[BEGIN EXERCISE INPUT]

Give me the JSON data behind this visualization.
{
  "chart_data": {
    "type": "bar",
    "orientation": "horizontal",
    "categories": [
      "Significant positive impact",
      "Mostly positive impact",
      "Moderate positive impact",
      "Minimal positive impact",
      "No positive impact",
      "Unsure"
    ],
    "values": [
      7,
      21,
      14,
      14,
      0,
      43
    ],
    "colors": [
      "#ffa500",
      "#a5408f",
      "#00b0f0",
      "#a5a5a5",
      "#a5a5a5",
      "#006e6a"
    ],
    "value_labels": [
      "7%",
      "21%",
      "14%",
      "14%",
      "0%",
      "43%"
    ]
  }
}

[END EXERCISE INPUT]

The records above must be output exactly, in full.

Give me the JSON data behind this visualization.
{
  "chart_data": {
    "type": "bar",
    "orientation": "horizontal",
    "categories": [
      "Significant positive impact",
      "Mostly positive impact",
      "Moderate positive impact",
      "Minimal positive impact",
      "No positive impact",
      "Unsure"
    ],
    "values": [
      7,
      21,
      14,
      14,
      0,
      43
    ],
    "colors": [
      "#ffa500",
      "#a5408f",
      "#00b0f0",
      "#a5a5a5",
      "#a5a5a5",
      "#006e6a"
    ],
    "value_labels": [
      "7%",
      "21%",
      "14%",
      "14%",
      "0%",
      "43%"
    ]
  }
}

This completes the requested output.